*** Selected excerpt ***
Bored of Trump? OK, but don't look away

To ignore danger is a particular and peculiar type of privilege. Generally speaking, it belongs to the rich and powerful, and to others who believe that because of their skin color, their gender or other types of societal advantages they are immune from perils that may terrify others. This is to expected: the rich and powerful literally do not live in the same reality as everyone else; in some versions of the future, they may not even live on the same planet.

Everyday people, especially the poor, the working class, Black and brown folks, a large majority of women, LGBTQ people and members of other vulnerable and disadvantaged communities do not have the privilege of ignoring danger. Nonetheless, many of them also practice denial as a coping mechanism, when they arguably should know better.

In the end, any major peril — such as climate change or the current global democracy crisis — will affect everyone, rich and powerful or otherwise. The difference will largely concern the circumstances and timing. Ignoring a problem cannot solve it. 

Many Americans really did vote to support democracy in the 2022 midterms. But that did not change the basic reality that Donald Trump and the Republican-fascist movement — as well as the deeper crises that spawned them — continue to threaten America and the world. They have been slowed but not defeated, and are unlikely to stop, driven as they are by the zealous desire to overthrow multiracial, pluralistic democracy and replacing with an authoritarian, apartheid-style plutocracy.

Trump remains the effective leader of the Republican Party, even after all his likely and apparent crimes. He is still its most likely presidential nominee in 2024.  He commands the loyalty of tens of millions of followers, and has threatened massive violence and social upheaval if he is prosecuted by the Department of Justice (or any other relevant authority). In recent weeks, Trump has openly consorted with antisemites, neo-fascists and QAnon supporters, blatantly attaching himself to views that were formerly unacceptable even to staunch conservatives.

In a previous Salon article, I suggested that "there is no harm in celebrating the reprieve offered by the 2022 midterms and enjoying the afterglow. But we can't afford to forget that the reality of American neofascism is still with us."

For the most part, the American people, along with the news media and the political class, seem increasingly bored and disengaged with the endless Trump spectacle, and just want it to end. This is understandable, but requires some unpacking.

Data analyst and political columnist David Byler addressed this last week in the Washington Post:

In the past two presidential elections, Donald Trump had a not-so-secret weapon: control over the news cycle. Trump could, with an inflammatory tweet or unscheduled speech, grab political reporters by the prefrontal cortex and direct their coverage toward the topic of his choosing.
***
Requirements:
a) List the groups of people that the commentary on Trump names as not having the privilege of ignoring danger.
b) Retype the stretch of the commentary on Trump from "In the end, any" through "cannot solve it.".
*** Records provided ***
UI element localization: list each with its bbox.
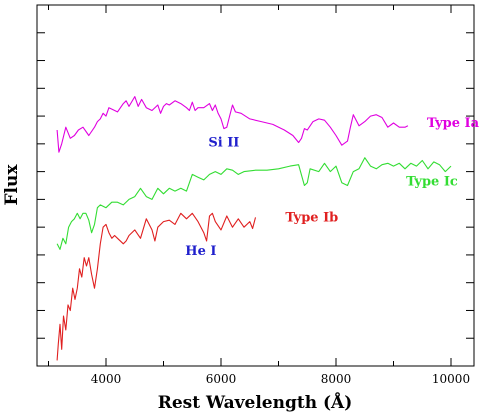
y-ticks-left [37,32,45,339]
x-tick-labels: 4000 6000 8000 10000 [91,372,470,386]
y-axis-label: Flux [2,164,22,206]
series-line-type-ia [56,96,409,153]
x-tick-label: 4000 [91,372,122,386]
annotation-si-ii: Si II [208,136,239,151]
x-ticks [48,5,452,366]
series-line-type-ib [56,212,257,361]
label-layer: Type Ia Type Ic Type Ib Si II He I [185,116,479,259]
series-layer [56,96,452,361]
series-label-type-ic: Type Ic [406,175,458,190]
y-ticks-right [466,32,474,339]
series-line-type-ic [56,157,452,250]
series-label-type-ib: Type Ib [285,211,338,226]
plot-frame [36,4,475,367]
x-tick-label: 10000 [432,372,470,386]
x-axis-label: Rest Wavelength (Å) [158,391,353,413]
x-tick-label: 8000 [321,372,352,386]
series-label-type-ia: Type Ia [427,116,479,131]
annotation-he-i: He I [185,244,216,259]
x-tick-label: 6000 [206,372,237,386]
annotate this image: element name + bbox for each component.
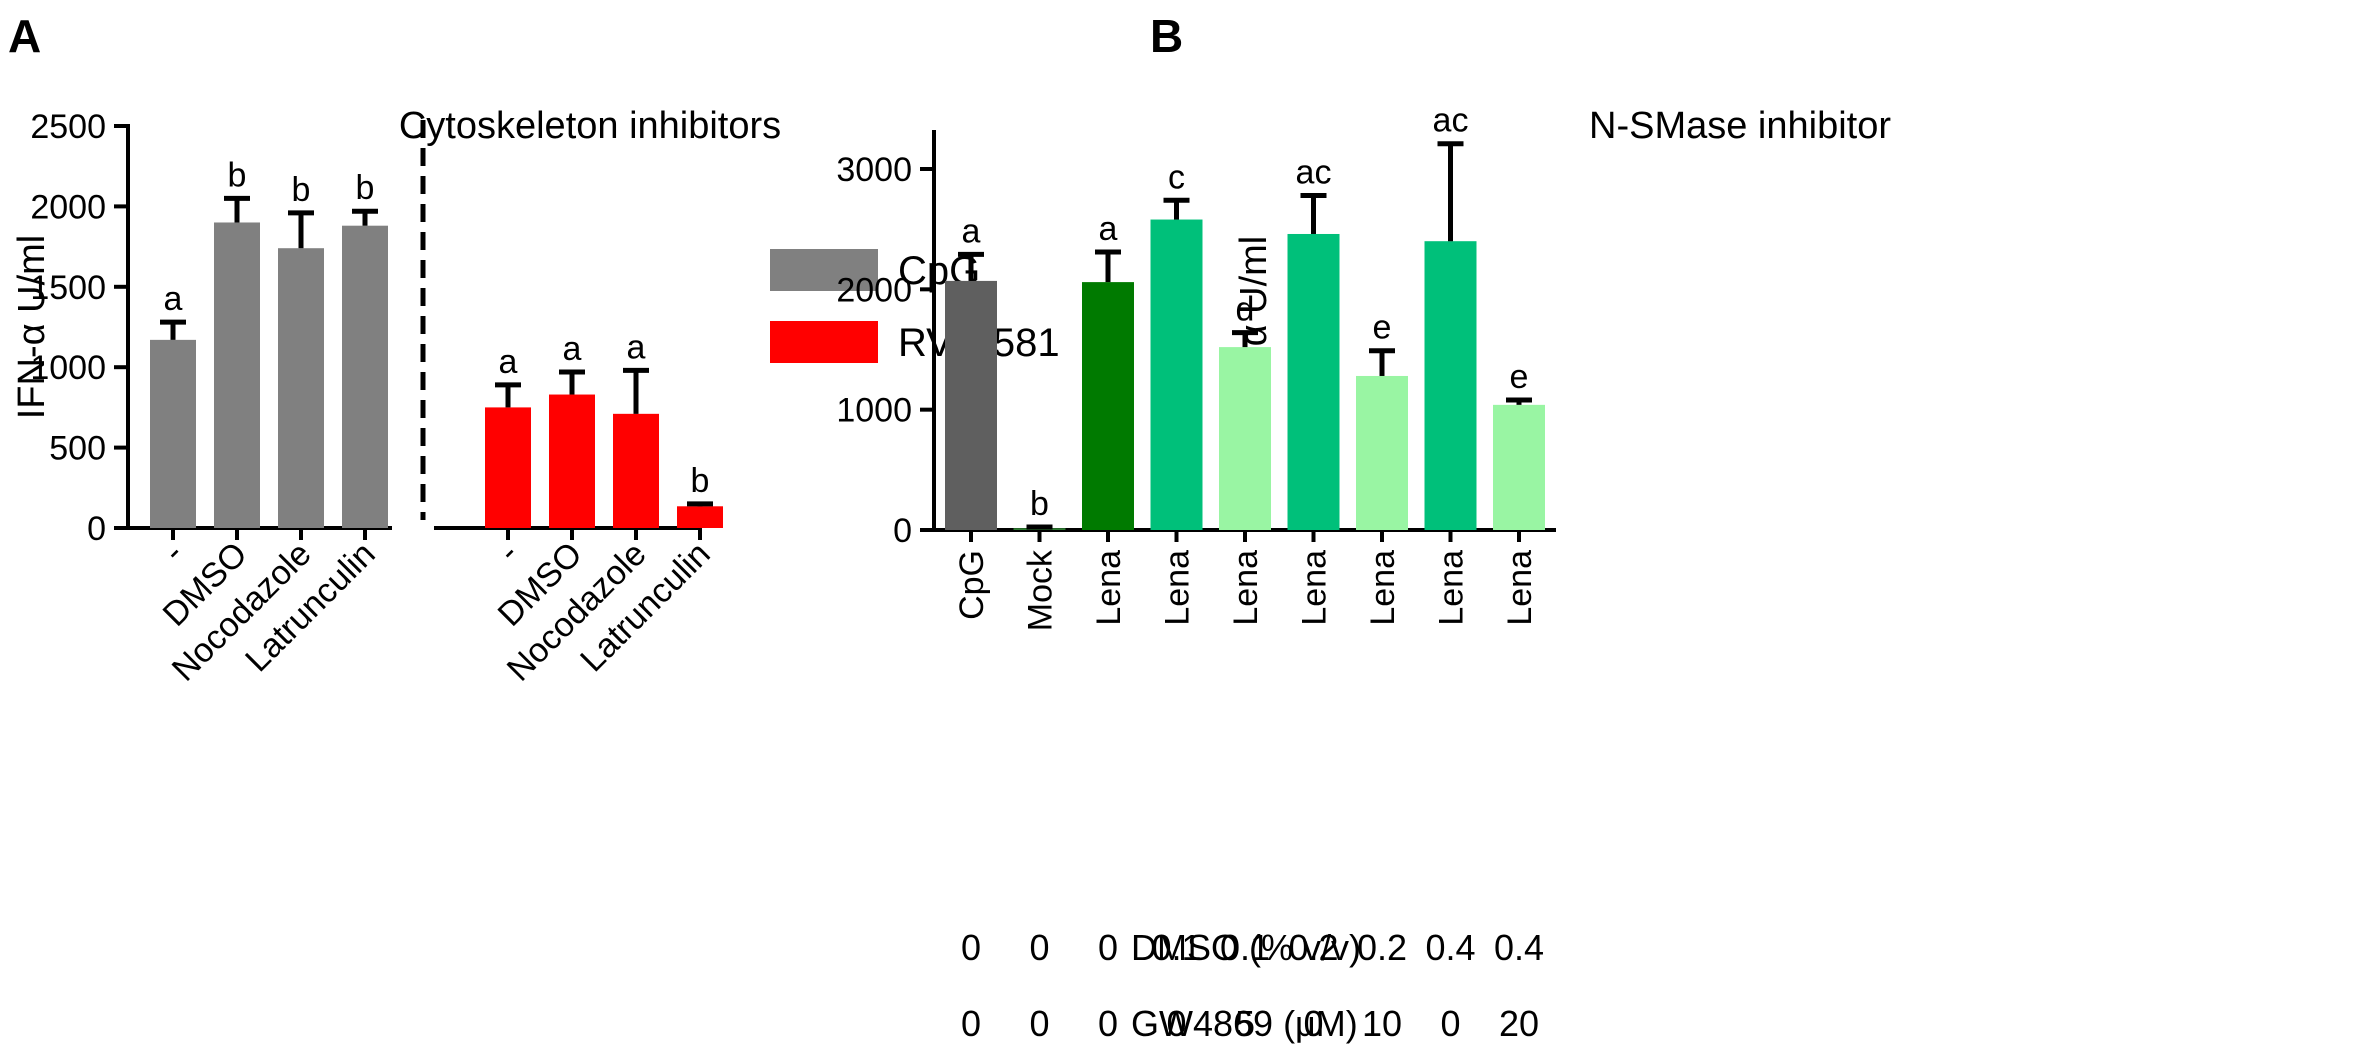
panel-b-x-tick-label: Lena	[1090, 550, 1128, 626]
***
Answers per task:
a)
- the poor
- the working class
- Black and brown folks
- a large majority of women
- LGBTQ people
- members of other vulnerable and disadvantaged communities

b)
In the end, any major peril — such as climate change or the current global democracy crisis — will affect everyone, rich and powerful or otherwise. The difference will largely concern the circumstances and timing. Ignoring a problem cannot solve it.